● **GOAL**: Identify each line below that contains the word "Progress", and copy it out.
-- START OF DATA SHOWN --
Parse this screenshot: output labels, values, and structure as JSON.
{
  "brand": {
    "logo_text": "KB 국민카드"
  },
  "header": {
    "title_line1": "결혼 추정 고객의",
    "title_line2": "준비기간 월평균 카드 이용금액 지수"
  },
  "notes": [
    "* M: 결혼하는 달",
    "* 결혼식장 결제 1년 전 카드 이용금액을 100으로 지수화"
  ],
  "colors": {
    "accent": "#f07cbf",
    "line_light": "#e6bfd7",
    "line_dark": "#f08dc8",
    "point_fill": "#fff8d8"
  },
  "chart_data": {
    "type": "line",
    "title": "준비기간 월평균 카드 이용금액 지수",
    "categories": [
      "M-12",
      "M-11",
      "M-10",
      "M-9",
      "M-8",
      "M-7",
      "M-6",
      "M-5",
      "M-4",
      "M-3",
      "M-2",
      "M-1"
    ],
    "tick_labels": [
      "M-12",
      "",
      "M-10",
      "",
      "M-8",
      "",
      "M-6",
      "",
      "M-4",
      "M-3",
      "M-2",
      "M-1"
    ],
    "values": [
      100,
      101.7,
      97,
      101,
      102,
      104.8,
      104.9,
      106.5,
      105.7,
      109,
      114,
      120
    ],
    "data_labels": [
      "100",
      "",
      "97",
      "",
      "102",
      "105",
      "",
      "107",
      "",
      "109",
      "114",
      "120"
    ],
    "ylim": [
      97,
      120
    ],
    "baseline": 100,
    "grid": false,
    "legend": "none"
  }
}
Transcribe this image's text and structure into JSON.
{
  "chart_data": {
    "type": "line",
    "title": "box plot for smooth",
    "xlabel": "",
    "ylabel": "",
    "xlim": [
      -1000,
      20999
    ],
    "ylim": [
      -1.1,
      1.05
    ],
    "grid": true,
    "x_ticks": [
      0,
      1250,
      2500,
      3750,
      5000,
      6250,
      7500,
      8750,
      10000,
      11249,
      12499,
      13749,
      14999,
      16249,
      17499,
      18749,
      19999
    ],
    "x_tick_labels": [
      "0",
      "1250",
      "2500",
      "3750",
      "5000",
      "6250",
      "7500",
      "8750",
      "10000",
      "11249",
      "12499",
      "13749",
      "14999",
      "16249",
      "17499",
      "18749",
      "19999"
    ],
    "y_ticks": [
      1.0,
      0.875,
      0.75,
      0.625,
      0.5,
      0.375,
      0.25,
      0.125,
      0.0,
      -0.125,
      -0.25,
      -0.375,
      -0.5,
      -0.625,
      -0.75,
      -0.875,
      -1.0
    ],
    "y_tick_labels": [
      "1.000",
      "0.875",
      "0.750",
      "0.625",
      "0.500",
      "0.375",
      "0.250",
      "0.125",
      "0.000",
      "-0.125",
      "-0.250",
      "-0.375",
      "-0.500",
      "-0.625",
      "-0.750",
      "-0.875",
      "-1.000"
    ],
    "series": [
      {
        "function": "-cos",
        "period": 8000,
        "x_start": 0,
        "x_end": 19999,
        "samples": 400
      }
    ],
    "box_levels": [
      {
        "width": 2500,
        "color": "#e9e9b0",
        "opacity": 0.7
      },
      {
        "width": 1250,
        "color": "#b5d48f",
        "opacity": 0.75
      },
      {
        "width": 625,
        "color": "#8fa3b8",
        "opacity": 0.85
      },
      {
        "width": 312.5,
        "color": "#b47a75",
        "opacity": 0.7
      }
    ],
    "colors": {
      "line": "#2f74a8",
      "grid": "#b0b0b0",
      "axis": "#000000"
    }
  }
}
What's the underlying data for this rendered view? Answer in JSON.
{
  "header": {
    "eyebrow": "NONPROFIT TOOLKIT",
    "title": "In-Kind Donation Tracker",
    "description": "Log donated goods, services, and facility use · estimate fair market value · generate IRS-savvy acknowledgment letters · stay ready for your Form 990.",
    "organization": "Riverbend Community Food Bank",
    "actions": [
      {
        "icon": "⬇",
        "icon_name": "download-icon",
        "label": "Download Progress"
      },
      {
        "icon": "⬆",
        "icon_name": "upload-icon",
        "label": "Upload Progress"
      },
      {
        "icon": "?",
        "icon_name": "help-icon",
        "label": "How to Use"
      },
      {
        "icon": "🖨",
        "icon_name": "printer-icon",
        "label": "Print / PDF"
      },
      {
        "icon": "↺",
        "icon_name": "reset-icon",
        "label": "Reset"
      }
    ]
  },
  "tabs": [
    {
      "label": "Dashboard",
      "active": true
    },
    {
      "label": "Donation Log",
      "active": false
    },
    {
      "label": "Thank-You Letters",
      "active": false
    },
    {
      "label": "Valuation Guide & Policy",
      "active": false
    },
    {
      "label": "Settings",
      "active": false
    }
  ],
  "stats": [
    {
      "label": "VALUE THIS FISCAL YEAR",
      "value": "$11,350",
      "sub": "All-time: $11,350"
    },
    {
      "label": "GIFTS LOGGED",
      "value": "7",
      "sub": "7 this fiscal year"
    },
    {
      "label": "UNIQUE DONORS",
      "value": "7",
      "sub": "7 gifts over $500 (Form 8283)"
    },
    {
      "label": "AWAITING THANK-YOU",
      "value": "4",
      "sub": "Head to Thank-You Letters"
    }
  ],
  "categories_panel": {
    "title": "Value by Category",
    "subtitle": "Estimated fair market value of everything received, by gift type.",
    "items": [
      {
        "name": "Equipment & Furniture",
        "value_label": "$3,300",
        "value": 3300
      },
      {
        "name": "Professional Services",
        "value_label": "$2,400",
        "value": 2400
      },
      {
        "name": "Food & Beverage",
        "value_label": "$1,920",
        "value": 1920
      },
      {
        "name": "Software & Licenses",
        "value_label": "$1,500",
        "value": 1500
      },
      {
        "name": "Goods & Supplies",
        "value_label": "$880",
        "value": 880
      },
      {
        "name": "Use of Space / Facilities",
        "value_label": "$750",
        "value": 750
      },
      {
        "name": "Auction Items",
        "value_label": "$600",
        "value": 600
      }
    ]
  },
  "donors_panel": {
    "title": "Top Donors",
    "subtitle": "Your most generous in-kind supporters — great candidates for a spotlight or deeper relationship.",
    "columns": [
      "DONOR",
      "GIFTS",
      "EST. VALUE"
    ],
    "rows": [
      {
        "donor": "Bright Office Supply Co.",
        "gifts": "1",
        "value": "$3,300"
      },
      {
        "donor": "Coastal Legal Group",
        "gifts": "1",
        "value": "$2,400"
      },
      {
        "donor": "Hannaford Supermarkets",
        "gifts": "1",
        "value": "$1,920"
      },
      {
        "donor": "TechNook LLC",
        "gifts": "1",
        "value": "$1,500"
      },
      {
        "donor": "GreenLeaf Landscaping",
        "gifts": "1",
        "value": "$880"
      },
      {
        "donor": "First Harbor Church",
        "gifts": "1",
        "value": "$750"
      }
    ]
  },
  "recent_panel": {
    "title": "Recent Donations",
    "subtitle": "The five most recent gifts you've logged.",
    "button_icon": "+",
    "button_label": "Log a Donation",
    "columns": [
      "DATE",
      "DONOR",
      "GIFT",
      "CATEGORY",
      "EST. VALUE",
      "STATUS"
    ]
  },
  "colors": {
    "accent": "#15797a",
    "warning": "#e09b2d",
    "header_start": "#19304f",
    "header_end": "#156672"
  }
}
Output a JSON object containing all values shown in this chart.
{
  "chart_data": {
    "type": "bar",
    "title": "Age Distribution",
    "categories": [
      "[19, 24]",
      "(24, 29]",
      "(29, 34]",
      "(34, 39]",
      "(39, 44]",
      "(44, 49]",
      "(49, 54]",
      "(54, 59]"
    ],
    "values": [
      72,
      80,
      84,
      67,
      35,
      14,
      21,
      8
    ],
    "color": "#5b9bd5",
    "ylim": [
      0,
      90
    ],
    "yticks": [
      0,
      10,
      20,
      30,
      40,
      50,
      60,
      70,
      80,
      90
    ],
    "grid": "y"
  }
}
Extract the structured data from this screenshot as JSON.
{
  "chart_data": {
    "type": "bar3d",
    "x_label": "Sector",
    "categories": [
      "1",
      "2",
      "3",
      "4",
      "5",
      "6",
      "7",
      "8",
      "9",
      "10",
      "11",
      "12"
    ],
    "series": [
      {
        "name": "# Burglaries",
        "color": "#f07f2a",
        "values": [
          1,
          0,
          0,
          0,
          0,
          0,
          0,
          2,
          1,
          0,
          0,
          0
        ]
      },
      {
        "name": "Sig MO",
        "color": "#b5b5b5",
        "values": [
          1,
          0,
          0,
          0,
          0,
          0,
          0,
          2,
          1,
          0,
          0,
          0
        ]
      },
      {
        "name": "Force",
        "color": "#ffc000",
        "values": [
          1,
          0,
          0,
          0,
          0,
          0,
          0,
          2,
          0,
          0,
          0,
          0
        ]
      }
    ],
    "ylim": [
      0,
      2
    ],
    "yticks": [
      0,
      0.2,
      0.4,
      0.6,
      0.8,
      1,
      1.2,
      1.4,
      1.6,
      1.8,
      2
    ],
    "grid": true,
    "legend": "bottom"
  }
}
-- END OF DATA SHOWN --
● **THE ANSWER**:
        "label": "Download Progress"
        "label": "Upload Progress"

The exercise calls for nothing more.